**WHAT YOU ARE ASKED TO DO:** If a line in the entries contains the string "Verlag", include that line in your answer.

Data entries
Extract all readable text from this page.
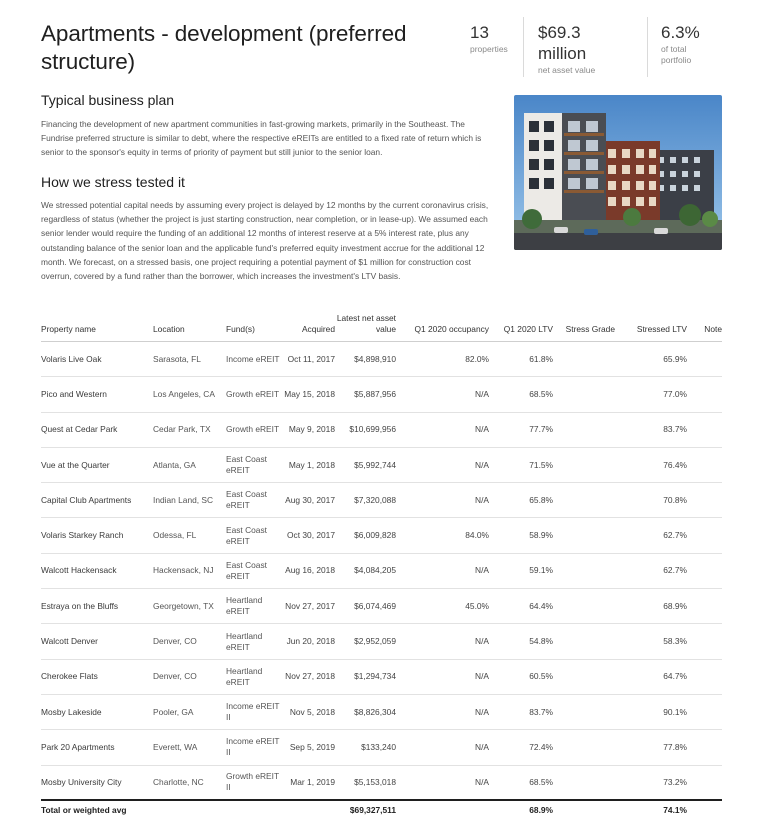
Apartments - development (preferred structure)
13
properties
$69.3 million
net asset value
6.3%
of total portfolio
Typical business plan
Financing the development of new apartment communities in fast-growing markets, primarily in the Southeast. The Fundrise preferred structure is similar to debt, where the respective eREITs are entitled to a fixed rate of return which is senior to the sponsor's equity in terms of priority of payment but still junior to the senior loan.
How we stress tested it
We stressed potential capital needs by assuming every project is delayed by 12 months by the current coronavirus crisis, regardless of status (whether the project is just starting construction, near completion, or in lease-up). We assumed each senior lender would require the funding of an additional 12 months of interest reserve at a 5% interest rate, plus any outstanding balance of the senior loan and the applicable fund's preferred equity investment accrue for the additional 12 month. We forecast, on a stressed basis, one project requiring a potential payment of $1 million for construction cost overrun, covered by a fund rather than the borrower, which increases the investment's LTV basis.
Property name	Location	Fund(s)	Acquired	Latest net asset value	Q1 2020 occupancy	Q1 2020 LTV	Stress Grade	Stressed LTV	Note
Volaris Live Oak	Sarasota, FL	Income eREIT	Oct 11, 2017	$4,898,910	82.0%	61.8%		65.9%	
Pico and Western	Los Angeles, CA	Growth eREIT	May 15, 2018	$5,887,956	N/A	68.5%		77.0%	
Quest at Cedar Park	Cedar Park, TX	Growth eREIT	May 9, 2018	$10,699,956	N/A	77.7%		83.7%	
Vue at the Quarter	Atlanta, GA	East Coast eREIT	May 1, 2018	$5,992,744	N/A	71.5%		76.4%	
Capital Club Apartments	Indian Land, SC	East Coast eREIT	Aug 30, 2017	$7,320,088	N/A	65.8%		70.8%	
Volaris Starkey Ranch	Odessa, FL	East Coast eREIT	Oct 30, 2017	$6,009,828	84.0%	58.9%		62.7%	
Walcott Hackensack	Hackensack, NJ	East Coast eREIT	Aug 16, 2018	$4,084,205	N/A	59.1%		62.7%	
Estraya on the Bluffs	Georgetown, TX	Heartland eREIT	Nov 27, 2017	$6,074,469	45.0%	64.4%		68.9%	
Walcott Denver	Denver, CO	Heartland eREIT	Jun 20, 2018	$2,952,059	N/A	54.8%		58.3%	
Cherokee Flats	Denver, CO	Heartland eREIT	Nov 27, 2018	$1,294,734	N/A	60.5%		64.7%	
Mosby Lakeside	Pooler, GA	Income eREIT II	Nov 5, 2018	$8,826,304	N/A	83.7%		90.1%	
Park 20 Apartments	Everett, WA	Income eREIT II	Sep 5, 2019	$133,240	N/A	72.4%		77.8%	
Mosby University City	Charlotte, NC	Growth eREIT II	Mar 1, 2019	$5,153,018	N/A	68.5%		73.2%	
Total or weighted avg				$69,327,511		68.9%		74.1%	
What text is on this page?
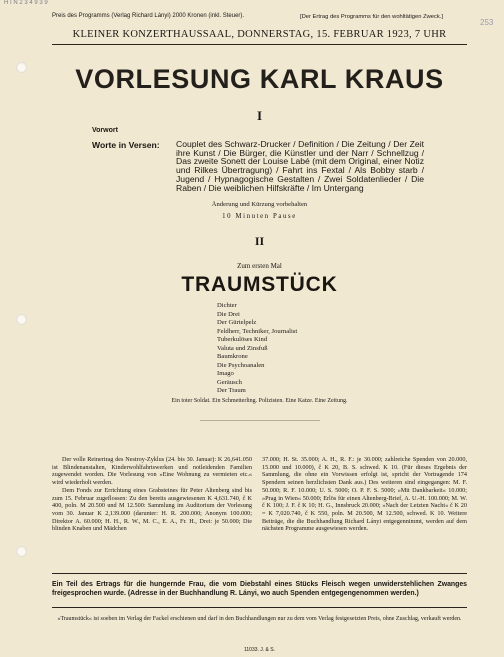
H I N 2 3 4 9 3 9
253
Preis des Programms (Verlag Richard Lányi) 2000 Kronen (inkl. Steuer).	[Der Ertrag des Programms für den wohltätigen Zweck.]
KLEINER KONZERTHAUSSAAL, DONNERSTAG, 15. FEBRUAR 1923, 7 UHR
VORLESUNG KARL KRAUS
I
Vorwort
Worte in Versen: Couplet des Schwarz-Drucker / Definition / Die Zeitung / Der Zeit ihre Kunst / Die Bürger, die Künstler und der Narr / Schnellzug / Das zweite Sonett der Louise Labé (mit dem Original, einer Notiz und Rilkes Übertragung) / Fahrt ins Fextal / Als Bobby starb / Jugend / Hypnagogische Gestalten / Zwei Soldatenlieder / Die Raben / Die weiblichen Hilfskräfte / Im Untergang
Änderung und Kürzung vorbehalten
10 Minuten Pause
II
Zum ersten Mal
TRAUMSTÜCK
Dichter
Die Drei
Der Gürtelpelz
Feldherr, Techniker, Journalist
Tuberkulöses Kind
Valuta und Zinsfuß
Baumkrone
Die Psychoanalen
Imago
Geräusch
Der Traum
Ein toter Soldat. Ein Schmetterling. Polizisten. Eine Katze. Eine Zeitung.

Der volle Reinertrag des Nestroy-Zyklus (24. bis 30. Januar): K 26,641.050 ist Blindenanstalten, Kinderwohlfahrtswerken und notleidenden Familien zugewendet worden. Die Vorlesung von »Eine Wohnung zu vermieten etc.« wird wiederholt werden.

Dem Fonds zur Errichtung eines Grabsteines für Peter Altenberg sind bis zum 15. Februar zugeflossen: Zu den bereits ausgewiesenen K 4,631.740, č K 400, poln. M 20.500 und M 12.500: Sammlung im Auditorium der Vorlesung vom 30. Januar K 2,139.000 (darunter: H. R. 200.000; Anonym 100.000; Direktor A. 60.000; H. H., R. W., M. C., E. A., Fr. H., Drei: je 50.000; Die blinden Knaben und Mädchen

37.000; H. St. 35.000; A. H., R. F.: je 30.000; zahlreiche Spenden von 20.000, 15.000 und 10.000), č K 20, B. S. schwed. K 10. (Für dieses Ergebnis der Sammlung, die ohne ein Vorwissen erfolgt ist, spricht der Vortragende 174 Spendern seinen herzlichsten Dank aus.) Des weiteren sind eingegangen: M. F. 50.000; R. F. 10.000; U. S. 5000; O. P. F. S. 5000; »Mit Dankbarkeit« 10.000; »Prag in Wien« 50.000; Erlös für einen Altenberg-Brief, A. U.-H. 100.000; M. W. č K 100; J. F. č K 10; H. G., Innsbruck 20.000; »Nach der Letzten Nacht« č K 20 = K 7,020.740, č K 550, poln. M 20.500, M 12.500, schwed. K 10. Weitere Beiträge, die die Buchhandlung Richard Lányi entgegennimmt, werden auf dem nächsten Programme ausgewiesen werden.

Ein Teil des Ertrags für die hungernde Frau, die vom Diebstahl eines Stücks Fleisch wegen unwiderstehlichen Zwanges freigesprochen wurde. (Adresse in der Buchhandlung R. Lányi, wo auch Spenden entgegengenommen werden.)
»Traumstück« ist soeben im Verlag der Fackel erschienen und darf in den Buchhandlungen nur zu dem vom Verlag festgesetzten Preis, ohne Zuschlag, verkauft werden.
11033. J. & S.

---

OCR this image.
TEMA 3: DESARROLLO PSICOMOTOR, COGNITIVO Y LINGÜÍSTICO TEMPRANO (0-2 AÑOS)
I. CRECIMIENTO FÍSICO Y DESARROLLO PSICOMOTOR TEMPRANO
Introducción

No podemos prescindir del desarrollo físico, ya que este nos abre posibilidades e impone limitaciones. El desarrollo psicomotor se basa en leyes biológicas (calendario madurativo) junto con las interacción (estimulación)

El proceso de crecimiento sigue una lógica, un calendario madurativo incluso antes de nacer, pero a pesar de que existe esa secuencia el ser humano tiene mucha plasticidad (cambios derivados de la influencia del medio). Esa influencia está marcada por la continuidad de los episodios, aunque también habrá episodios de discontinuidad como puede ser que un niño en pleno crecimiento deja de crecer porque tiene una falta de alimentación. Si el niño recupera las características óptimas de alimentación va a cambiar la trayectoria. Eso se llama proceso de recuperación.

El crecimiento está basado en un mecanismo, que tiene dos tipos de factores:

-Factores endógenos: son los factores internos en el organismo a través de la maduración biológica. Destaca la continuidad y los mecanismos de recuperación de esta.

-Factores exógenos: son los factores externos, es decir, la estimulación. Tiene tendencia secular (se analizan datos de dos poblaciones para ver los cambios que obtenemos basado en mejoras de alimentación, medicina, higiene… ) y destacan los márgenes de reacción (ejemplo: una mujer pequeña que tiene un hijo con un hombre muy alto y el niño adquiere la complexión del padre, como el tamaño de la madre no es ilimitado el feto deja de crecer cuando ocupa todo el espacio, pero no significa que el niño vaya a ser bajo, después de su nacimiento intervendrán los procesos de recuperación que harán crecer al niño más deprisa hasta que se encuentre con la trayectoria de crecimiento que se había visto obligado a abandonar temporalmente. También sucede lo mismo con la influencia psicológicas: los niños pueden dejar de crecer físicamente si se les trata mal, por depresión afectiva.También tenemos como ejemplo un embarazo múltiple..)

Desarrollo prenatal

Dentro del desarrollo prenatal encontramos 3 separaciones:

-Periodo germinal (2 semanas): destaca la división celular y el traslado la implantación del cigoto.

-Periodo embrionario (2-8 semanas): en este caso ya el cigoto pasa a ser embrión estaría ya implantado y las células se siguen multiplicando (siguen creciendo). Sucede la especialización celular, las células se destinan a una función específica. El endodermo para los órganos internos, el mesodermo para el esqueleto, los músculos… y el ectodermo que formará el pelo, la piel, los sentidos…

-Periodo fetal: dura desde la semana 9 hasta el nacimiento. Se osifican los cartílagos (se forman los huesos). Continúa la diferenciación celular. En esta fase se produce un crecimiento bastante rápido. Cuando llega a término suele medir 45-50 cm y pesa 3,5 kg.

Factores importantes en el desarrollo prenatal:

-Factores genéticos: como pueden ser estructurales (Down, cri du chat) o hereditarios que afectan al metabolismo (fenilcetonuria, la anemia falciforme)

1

**ANSWER SPACE:**
Preis des Programms (Verlag Richard Lányi) 2000 Kronen (inkl. Steuer).	[Der Ertrag des Programms für den wohltätigen Zweck.]
»Traumstück« ist soeben im Verlag der Fackel erschienen und darf in den Buchhandlungen nur zu dem vom Verlag festgesetzten Preis, ohne Zuschlag, verkauft werden.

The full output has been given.